### Job
State the number of lines in these records holding "Chlrophyll". Say nothing more.

### Items listed in a dataset
↓↓↓

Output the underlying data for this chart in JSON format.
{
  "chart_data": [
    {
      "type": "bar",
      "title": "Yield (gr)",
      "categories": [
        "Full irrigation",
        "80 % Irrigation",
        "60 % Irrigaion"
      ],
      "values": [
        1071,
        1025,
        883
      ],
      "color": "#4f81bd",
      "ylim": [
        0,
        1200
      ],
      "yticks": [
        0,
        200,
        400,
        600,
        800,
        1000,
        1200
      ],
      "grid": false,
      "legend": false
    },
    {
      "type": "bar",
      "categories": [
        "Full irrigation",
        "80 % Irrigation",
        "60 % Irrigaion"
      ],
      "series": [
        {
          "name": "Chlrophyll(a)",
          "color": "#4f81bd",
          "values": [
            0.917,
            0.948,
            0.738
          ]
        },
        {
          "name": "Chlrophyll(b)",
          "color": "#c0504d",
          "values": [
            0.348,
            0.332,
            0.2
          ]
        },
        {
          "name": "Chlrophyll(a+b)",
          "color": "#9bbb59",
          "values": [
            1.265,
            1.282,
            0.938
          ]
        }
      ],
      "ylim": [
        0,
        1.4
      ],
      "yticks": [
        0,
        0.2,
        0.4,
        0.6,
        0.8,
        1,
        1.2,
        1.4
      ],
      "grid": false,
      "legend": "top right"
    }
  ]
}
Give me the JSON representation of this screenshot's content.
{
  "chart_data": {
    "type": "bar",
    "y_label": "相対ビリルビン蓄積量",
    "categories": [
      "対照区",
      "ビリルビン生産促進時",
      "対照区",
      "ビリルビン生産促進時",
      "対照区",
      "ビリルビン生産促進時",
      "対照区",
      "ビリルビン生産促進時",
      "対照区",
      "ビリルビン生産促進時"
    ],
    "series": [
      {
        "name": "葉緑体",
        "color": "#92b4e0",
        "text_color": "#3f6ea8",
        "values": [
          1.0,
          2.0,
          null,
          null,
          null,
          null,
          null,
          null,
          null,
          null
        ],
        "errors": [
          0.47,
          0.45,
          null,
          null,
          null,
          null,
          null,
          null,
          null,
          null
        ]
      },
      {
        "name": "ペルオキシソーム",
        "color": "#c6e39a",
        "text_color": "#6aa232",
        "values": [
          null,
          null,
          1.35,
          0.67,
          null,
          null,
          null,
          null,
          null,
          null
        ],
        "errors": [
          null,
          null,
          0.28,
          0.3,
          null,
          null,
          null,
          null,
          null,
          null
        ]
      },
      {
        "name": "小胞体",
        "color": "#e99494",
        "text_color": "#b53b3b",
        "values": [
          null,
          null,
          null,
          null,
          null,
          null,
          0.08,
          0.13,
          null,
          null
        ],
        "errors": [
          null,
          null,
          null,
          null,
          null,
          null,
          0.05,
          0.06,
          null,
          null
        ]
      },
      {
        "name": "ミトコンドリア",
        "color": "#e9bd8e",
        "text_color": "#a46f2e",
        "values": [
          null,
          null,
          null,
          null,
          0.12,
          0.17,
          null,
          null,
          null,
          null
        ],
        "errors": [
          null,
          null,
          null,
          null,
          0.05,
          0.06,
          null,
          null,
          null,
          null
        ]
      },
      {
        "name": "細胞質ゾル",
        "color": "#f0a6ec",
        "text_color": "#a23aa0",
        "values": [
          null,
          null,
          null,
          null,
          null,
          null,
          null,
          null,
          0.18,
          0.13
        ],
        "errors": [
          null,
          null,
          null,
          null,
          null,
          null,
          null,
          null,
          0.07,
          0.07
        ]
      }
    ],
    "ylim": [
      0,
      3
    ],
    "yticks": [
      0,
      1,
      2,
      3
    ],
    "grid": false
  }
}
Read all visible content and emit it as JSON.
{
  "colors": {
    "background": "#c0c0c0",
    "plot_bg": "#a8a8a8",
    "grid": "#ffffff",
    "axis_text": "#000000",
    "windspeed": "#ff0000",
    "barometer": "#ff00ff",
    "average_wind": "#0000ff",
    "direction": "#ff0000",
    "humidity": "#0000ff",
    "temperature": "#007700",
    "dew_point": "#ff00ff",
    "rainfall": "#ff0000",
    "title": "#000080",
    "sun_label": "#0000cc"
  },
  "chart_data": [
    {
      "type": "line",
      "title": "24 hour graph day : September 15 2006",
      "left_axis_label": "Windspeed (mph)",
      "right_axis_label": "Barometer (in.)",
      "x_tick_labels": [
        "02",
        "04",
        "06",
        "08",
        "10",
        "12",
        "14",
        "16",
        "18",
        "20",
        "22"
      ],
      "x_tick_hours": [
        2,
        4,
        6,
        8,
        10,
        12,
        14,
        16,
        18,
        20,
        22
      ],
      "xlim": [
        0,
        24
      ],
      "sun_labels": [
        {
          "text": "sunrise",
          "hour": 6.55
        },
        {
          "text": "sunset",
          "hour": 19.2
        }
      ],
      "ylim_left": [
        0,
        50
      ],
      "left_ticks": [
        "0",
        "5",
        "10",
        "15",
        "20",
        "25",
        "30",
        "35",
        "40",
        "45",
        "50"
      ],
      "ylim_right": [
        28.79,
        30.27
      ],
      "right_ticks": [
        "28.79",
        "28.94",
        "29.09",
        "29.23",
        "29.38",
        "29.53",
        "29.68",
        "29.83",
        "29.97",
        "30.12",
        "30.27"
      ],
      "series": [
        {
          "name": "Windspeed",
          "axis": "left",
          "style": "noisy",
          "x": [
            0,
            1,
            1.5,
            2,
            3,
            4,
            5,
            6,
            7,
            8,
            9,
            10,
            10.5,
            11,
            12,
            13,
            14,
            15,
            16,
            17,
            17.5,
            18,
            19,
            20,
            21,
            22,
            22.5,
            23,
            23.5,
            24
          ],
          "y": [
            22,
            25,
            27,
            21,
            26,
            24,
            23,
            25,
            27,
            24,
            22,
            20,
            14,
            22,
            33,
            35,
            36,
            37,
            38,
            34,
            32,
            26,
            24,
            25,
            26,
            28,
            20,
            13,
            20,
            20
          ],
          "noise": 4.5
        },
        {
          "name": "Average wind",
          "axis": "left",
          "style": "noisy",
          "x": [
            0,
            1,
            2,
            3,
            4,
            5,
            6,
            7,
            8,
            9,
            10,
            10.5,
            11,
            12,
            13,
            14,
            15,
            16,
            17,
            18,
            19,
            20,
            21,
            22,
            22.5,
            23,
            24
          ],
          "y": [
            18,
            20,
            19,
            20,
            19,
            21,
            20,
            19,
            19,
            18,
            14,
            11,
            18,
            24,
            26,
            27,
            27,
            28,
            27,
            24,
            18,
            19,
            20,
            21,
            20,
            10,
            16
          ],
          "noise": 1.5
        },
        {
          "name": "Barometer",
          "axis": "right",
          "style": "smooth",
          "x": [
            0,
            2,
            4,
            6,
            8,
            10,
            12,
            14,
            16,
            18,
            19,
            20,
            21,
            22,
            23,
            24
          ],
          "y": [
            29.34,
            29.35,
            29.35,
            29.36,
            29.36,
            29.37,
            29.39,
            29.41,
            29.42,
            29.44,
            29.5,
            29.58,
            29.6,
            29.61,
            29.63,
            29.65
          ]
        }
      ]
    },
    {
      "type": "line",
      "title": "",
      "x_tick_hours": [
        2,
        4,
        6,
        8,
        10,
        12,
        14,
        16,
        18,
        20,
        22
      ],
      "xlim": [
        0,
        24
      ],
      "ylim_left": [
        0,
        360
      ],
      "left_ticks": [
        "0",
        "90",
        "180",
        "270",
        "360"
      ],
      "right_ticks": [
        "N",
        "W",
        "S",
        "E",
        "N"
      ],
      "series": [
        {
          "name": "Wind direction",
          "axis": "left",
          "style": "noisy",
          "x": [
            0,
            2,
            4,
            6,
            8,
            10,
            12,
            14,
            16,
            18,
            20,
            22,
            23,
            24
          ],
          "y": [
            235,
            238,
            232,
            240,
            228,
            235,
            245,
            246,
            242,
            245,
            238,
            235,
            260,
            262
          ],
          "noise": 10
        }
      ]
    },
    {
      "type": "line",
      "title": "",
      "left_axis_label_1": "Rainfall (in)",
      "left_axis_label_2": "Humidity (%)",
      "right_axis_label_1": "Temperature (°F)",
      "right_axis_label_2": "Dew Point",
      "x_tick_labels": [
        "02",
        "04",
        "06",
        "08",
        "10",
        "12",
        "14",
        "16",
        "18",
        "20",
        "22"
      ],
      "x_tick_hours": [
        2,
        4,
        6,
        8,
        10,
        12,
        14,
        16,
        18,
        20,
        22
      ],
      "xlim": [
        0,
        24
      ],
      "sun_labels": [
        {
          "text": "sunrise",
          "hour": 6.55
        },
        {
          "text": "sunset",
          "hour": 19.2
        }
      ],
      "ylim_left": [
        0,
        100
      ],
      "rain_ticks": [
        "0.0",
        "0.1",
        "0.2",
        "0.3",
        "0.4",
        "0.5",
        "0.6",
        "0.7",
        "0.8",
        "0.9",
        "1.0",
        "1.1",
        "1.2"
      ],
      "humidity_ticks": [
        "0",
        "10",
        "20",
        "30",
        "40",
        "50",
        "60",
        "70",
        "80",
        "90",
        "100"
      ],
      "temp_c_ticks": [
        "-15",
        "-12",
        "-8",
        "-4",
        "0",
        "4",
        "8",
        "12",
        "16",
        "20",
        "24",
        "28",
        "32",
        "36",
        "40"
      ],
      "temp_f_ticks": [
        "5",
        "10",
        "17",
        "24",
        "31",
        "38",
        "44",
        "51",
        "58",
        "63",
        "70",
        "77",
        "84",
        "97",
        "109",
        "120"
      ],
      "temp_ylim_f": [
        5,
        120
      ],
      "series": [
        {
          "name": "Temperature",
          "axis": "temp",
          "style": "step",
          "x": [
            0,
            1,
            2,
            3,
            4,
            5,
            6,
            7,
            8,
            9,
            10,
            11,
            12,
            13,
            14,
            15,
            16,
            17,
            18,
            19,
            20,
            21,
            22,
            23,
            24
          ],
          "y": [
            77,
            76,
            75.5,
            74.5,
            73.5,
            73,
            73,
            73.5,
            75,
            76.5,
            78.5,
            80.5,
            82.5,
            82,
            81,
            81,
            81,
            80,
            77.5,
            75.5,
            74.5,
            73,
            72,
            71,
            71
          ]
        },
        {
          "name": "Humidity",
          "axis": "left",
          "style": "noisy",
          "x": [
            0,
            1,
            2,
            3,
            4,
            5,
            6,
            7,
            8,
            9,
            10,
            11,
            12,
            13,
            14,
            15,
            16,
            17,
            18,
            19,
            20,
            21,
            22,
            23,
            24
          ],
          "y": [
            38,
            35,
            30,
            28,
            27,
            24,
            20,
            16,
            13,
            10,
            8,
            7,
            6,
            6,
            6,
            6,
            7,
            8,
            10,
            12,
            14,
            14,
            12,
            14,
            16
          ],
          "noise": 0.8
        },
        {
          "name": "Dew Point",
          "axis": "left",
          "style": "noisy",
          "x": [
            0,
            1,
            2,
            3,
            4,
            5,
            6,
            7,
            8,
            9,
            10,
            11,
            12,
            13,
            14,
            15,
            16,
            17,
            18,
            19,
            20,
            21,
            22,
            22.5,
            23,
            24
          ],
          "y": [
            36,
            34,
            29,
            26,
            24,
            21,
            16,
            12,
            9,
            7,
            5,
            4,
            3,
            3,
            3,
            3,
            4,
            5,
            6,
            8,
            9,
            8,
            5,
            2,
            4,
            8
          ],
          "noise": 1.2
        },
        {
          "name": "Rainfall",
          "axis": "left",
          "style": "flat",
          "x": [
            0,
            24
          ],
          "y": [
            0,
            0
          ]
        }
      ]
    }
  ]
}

↑↑↑

### Solution to the problem
3